**What is being asked:**
Search the material below for the word "name". Copy every line that has it.

**Information shown:**
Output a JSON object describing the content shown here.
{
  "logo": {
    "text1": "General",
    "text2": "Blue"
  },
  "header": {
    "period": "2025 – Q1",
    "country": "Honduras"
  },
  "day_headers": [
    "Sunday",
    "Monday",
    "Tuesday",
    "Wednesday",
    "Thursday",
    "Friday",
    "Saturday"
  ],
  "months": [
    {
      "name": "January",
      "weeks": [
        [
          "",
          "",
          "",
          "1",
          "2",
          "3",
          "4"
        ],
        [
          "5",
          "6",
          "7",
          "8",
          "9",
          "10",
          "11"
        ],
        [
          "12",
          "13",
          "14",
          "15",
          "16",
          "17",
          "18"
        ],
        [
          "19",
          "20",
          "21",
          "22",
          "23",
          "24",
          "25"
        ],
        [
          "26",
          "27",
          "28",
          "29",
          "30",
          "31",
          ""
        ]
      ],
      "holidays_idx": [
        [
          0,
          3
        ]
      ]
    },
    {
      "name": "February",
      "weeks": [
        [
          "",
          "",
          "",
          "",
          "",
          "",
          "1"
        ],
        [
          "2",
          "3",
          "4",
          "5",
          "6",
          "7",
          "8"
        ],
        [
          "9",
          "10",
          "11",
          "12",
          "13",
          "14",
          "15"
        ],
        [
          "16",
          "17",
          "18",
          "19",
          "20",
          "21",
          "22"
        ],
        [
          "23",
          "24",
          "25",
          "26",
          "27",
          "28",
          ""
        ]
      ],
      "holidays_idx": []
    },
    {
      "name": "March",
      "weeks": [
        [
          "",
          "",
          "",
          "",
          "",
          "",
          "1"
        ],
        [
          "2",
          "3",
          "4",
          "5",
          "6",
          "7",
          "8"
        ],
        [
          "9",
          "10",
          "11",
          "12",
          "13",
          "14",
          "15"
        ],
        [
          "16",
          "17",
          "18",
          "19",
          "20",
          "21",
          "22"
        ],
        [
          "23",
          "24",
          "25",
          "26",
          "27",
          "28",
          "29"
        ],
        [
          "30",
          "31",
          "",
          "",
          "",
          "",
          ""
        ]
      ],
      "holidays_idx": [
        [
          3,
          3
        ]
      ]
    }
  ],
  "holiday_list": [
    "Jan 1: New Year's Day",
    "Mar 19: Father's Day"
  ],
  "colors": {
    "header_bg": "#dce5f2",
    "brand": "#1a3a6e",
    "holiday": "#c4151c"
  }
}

**Full solution:**
      "name": "January",
      "name": "February",
      "name": "March",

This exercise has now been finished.